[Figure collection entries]
------
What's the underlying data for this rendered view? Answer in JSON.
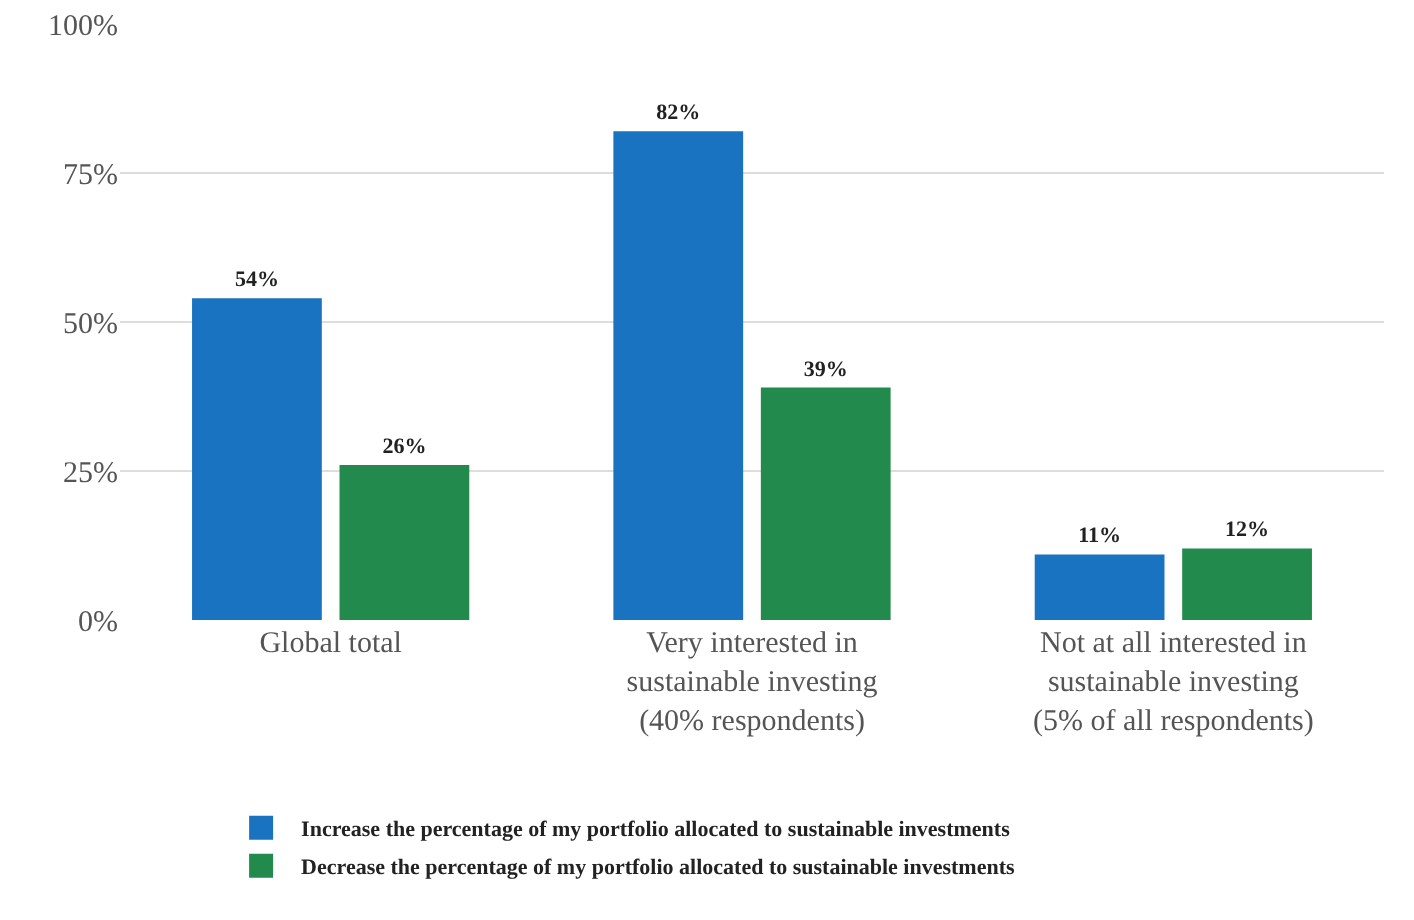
{
  "chart_data": {
    "type": "bar",
    "categories": [
      "Global total",
      "Very interested in sustainable investing (40% respondents)",
      "Not at all interested in sustainable investing (5% of all respondents)"
    ],
    "series": [
      {
        "name": "Increase the percentage of my portfolio allocated to sustainable investments",
        "color": "#1a73c1",
        "values": [
          54,
          82,
          11
        ],
        "value_labels": [
          "54%",
          "82%",
          "11%"
        ]
      },
      {
        "name": "Decrease the percentage of my portfolio allocated to sustainable investments",
        "color": "#218a4c",
        "values": [
          26,
          39,
          12
        ],
        "value_labels": [
          "26%",
          "39%",
          "12%"
        ]
      }
    ],
    "ylim": [
      0,
      100
    ],
    "yticks": [
      {
        "value": 0,
        "label": "0%"
      },
      {
        "value": 25,
        "label": "25%"
      },
      {
        "value": 50,
        "label": "50%"
      },
      {
        "value": 75,
        "label": "75%"
      },
      {
        "value": 100,
        "label": "100%"
      }
    ],
    "grid": "y",
    "legend": "bottom"
  }
}
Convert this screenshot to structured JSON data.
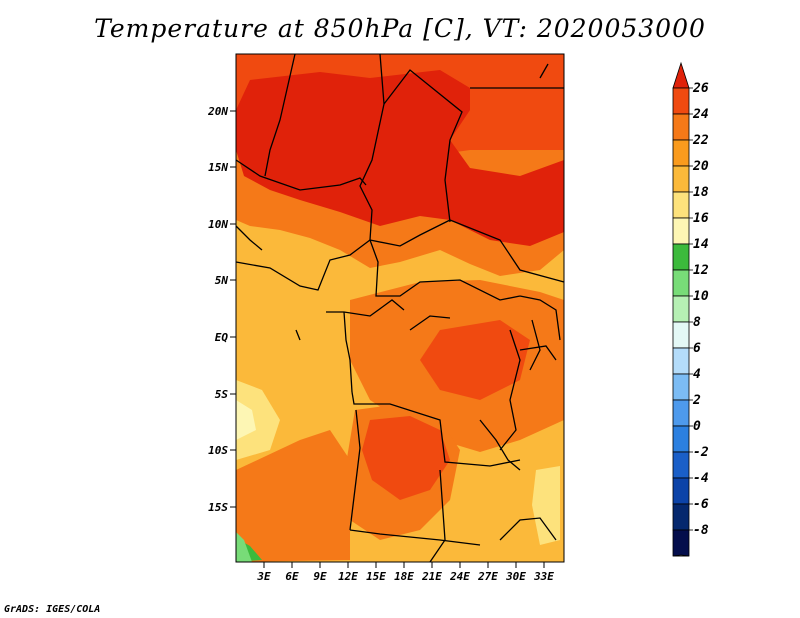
{
  "title": "Temperature at 850hPa [C], VT: 2020053000",
  "credit": "GrADS: IGES/COLA",
  "map": {
    "lat_labels": [
      "20N",
      "15N",
      "10N",
      "5N",
      "EQ",
      "5S",
      "10S",
      "15S"
    ],
    "lon_labels": [
      "3E",
      "6E",
      "9E",
      "12E",
      "15E",
      "18E",
      "21E",
      "24E",
      "27E",
      "30E",
      "33E"
    ]
  },
  "colorbar": {
    "labels": [
      "26",
      "24",
      "22",
      "20",
      "18",
      "16",
      "14",
      "12",
      "10",
      "8",
      "6",
      "4",
      "2",
      "0",
      "-2",
      "-4",
      "-6",
      "-8"
    ],
    "colors": [
      "#e0220a",
      "#f04a10",
      "#f57918",
      "#fa9b1d",
      "#fbb93a",
      "#fde27c",
      "#fdf6b4",
      "#3cba3c",
      "#78dc78",
      "#b6f0b4",
      "#e4f8f6",
      "#b4dcfa",
      "#7cbcf4",
      "#4e9aec",
      "#2c80e0",
      "#1a5fc8",
      "#0c43a8",
      "#05286e",
      "#040e4c",
      "#d4d4f4"
    ]
  }
}
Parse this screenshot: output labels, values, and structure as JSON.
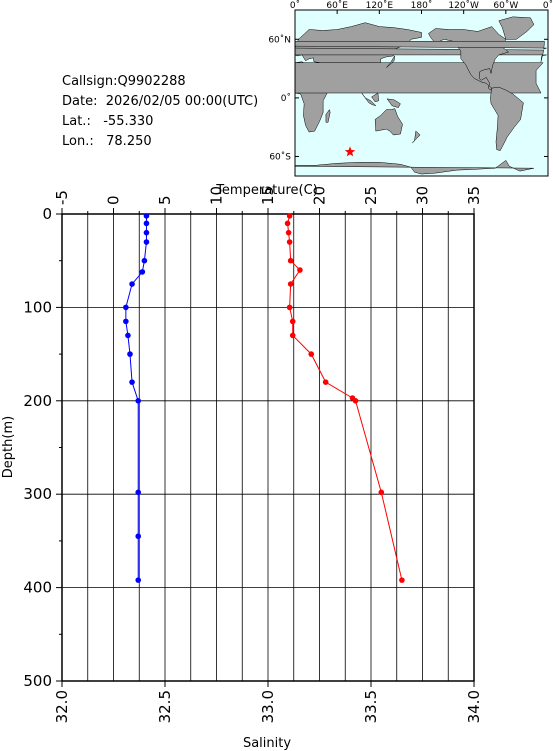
{
  "info": {
    "callsign_label": "Callsign:",
    "callsign": "Q9902288",
    "date_label": "Date:",
    "date": "2026/02/05 00:00(UTC)",
    "lat_label": "Lat.:",
    "lat": "-55.330",
    "lon_label": "Lon.:",
    "lon": "78.250"
  },
  "map": {
    "top_labels": [
      "0˚",
      "60˚E",
      "120˚E",
      "180˚",
      "120˚W",
      "60˚W",
      "0˚"
    ],
    "lat_labels": [
      "60˚N",
      "0˚",
      "60˚S"
    ],
    "marker": {
      "lon": 78.25,
      "lat": -55.33
    },
    "marker_color": "#ff0000",
    "land_color": "#a0a0a0",
    "ocean_color": "#e0ffff"
  },
  "chart_data": {
    "type": "line",
    "top_axis": {
      "label": "Temperature(C)",
      "range": [
        -5,
        35
      ],
      "ticks": [
        -5,
        0,
        5,
        10,
        15,
        20,
        25,
        30,
        35
      ]
    },
    "bottom_axis": {
      "label": "Salinity",
      "range": [
        32.0,
        34.0
      ],
      "ticks": [
        "32.0",
        "32.5",
        "33.0",
        "33.5",
        "34.0"
      ]
    },
    "y_axis": {
      "label": "Depth(m)",
      "range": [
        0,
        500
      ],
      "ticks": [
        0,
        100,
        200,
        300,
        400,
        500
      ],
      "inverted": true
    },
    "grid": true,
    "series": [
      {
        "axis": "salinity",
        "color": "#0000ff",
        "depth": [
          2,
          10,
          20,
          30,
          50,
          62,
          75,
          100,
          115,
          130,
          150,
          180,
          200,
          298,
          345,
          392
        ],
        "values": [
          32.41,
          32.41,
          32.41,
          32.41,
          32.4,
          32.39,
          32.34,
          32.31,
          32.31,
          32.32,
          32.33,
          32.34,
          32.37,
          32.37,
          32.37,
          32.37
        ]
      },
      {
        "axis": "temperature",
        "color": "#ff0000",
        "depth": [
          2,
          10,
          20,
          30,
          50,
          60,
          75,
          100,
          115,
          130,
          150,
          180,
          197,
          200,
          298,
          392
        ],
        "values": [
          17.1,
          16.9,
          17.0,
          17.1,
          17.2,
          18.1,
          17.2,
          17.1,
          17.4,
          17.4,
          19.2,
          20.6,
          23.2,
          23.5,
          26.0,
          28.0
        ]
      }
    ]
  }
}
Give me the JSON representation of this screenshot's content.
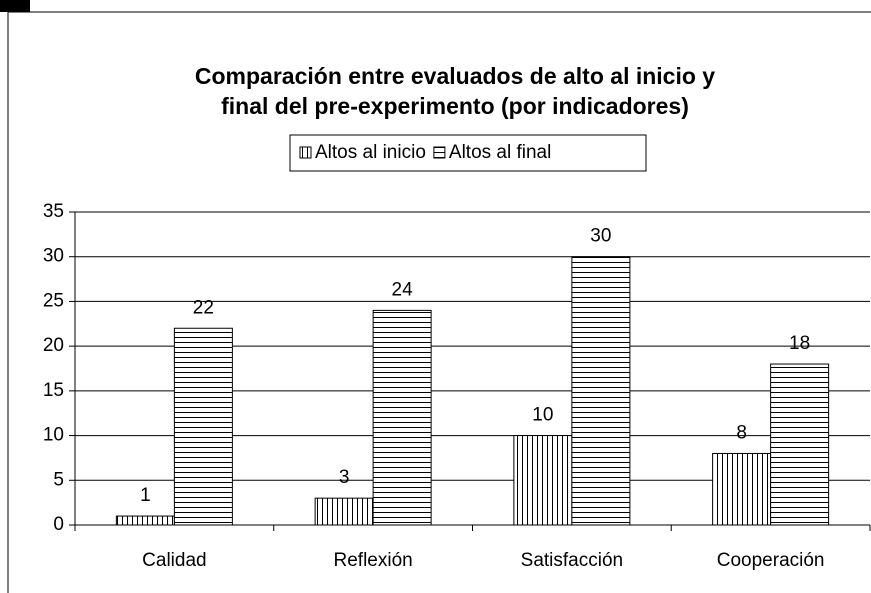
{
  "chart_data": {
    "type": "bar",
    "title": [
      "Comparación entre evaluados de alto al inicio y",
      "final del pre-experimento (por indicadores)"
    ],
    "categories": [
      "Calidad",
      "Reflexión",
      "Satisfacción",
      "Cooperación"
    ],
    "series": [
      {
        "name": "Altos al inicio",
        "color": "#000000",
        "pattern": "vertical",
        "values": [
          1,
          3,
          10,
          8
        ]
      },
      {
        "name": "Altos al final",
        "color": "#000000",
        "pattern": "horizontal",
        "values": [
          22,
          24,
          30,
          18
        ]
      }
    ],
    "ylim": [
      0,
      35
    ],
    "yticks": [
      0,
      5,
      10,
      15,
      20,
      25,
      30,
      35
    ],
    "grid": true,
    "legend": "top"
  }
}
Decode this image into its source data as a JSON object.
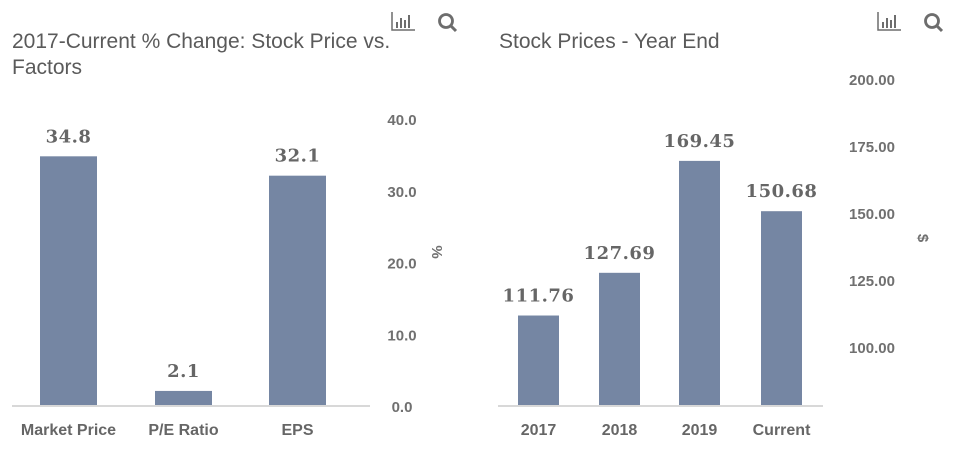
{
  "colors": {
    "bar": "#7586a3",
    "axis": "#d8d8d8"
  },
  "icons": [
    "bar-chart-icon",
    "search-icon"
  ],
  "chart_data": [
    {
      "type": "bar",
      "title_line1": "2017-Current % Change: Stock Price vs.",
      "title_line2": "Factors",
      "categories": [
        "Market Price",
        "P/E Ratio",
        "EPS"
      ],
      "values": [
        34.8,
        2.1,
        32.1
      ],
      "value_labels": [
        "34.8",
        "2.1",
        "32.1"
      ],
      "ylabel": "%",
      "ylim": [
        0,
        40
      ],
      "yticks": [
        "0.0",
        "10.0",
        "20.0",
        "30.0",
        "40.0"
      ],
      "yaxis_side": "right",
      "grid": false
    },
    {
      "type": "bar",
      "title": "Stock Prices - Year End",
      "categories": [
        "2017",
        "2018",
        "2019",
        "Current"
      ],
      "values": [
        111.76,
        127.69,
        169.45,
        150.68
      ],
      "value_labels": [
        "111.76",
        "127.69",
        "169.45",
        "150.68"
      ],
      "ylabel": "$",
      "ylim": [
        78,
        200
      ],
      "yticks": [
        "100.00",
        "125.00",
        "150.00",
        "175.00",
        "200.00"
      ],
      "yaxis_side": "right",
      "grid": false
    }
  ]
}
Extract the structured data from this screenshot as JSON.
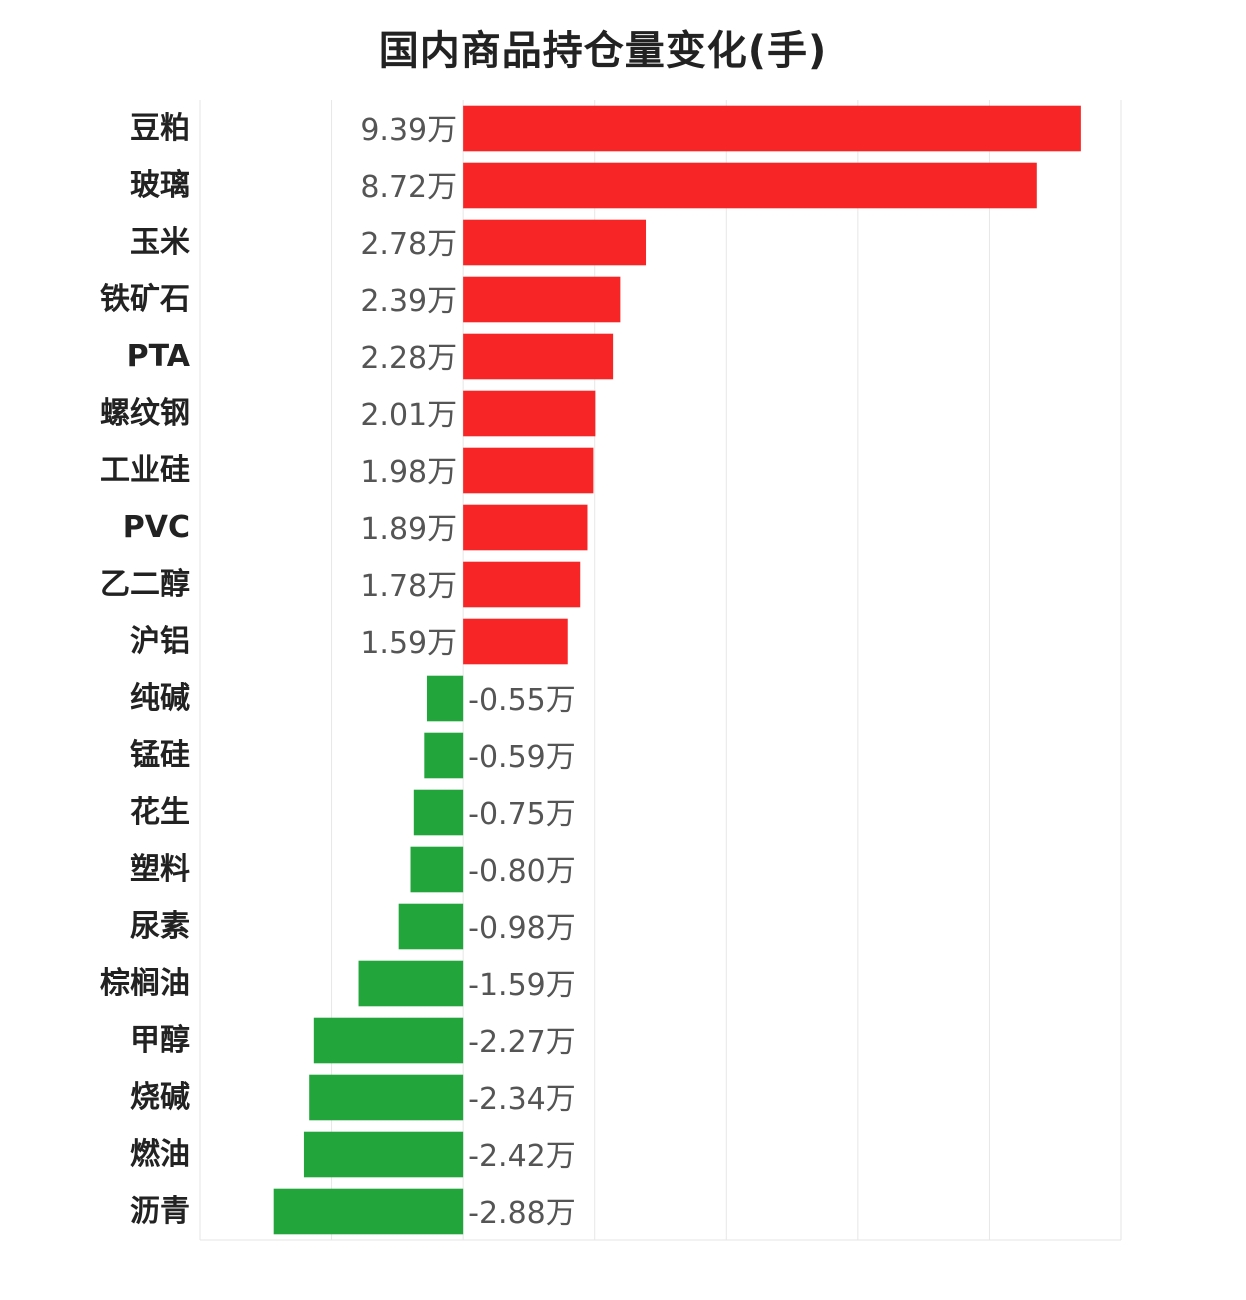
{
  "chart_data": {
    "type": "bar",
    "orientation": "horizontal",
    "title": "国内商品持仓量变化(手)",
    "value_suffix": "万",
    "categories": [
      "豆粕",
      "玻璃",
      "玉米",
      "铁矿石",
      "PTA",
      "螺纹钢",
      "工业硅",
      "PVC",
      "乙二醇",
      "沪铝",
      "纯碱",
      "锰硅",
      "花生",
      "塑料",
      "尿素",
      "棕榈油",
      "甲醇",
      "烧碱",
      "燃油",
      "沥青"
    ],
    "values": [
      9.39,
      8.72,
      2.78,
      2.39,
      2.28,
      2.01,
      1.98,
      1.89,
      1.78,
      1.59,
      -0.55,
      -0.59,
      -0.75,
      -0.8,
      -0.98,
      -1.59,
      -2.27,
      -2.34,
      -2.42,
      -2.88
    ],
    "value_labels": [
      "9.39万",
      "8.72万",
      "2.78万",
      "2.39万",
      "2.28万",
      "2.01万",
      "1.98万",
      "1.89万",
      "1.78万",
      "1.59万",
      "-0.55万",
      "-0.59万",
      "-0.75万",
      "-0.80万",
      "-0.98万",
      "-1.59万",
      "-2.27万",
      "-2.34万",
      "-2.42万",
      "-2.88万"
    ],
    "xlim": [
      -4,
      10
    ],
    "grid_step": 2,
    "grid": true,
    "colors": {
      "positive": "#f72525",
      "negative": "#22a53a",
      "grid": "#e6e6e6"
    }
  }
}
------
Problem to solve:
Go through the preceding material and copy each line that has the word "investments".

Output of the exercise:
        "name": "Increase the percentage of my portfolio allocated to sustainable investments",
        "name": "Decrease the percentage of my portfolio allocated to sustainable investments",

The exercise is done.